_Records shown:_
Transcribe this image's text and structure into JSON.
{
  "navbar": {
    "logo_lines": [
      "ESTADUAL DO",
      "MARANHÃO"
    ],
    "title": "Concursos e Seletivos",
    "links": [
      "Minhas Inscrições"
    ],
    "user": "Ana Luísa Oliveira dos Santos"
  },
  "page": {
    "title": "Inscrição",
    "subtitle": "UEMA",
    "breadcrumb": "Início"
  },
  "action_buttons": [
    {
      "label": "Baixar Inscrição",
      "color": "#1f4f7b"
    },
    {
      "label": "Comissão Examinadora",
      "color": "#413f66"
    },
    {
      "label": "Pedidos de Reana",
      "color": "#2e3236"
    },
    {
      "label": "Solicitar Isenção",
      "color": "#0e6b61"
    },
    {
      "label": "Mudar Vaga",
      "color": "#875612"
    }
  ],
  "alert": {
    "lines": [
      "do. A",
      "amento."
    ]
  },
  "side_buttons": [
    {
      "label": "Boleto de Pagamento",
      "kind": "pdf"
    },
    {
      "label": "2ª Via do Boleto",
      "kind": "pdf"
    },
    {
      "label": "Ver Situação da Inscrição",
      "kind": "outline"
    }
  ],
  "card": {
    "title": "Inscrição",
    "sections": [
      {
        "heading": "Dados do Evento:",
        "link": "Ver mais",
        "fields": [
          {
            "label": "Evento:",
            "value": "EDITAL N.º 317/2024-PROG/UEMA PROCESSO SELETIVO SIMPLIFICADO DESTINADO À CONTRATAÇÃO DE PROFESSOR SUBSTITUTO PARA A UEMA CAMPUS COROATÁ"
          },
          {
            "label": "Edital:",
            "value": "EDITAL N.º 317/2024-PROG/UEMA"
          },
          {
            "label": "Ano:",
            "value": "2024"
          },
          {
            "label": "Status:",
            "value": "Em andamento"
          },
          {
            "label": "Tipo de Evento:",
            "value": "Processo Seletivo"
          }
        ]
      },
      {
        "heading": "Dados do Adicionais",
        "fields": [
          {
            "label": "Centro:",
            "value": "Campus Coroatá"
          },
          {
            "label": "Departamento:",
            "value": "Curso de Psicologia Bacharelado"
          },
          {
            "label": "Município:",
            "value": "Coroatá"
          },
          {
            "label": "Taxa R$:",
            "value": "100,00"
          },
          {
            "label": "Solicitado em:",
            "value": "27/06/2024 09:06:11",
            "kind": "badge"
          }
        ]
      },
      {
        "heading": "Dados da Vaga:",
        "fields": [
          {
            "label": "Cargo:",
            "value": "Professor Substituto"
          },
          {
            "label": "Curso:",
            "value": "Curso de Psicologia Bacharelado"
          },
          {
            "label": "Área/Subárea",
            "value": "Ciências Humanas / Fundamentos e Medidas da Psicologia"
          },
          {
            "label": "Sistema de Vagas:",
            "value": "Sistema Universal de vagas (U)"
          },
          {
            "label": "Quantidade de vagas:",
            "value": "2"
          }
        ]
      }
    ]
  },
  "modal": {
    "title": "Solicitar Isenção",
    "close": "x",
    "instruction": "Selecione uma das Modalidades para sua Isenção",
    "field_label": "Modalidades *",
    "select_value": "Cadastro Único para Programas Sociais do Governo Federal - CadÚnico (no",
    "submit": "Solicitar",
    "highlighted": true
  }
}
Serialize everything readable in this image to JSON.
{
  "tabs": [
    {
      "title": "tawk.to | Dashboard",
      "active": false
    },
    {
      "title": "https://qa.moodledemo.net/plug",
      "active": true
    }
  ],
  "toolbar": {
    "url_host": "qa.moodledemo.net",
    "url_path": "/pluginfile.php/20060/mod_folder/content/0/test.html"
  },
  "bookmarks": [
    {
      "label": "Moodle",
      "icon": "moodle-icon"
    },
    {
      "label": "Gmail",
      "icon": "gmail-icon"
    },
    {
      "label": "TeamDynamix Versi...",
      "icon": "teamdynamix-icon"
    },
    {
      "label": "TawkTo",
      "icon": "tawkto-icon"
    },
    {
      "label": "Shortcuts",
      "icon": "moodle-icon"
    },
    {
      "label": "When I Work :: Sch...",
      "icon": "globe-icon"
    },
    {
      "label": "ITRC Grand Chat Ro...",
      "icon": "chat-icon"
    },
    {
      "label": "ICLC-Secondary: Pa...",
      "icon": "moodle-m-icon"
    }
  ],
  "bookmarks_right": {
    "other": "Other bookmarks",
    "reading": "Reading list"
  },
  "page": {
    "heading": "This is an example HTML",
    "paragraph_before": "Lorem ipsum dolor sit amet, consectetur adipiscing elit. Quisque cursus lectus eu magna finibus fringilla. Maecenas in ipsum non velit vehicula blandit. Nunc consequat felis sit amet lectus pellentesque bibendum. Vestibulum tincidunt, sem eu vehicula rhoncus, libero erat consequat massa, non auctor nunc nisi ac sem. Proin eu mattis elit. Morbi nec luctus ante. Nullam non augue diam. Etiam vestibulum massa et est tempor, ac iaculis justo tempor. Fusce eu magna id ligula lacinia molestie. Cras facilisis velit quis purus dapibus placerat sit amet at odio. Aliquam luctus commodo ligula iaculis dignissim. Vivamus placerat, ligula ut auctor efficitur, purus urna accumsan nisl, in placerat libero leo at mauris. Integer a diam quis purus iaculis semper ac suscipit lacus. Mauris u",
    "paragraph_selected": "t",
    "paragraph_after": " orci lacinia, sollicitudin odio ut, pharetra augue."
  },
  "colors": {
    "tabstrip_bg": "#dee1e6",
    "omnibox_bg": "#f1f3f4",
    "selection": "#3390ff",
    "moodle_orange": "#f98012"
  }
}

_Exercise details:_ Examine the entries and report how many of their lines contain the string "heading", giving no more than the number.

_Result of the exercise:_ 4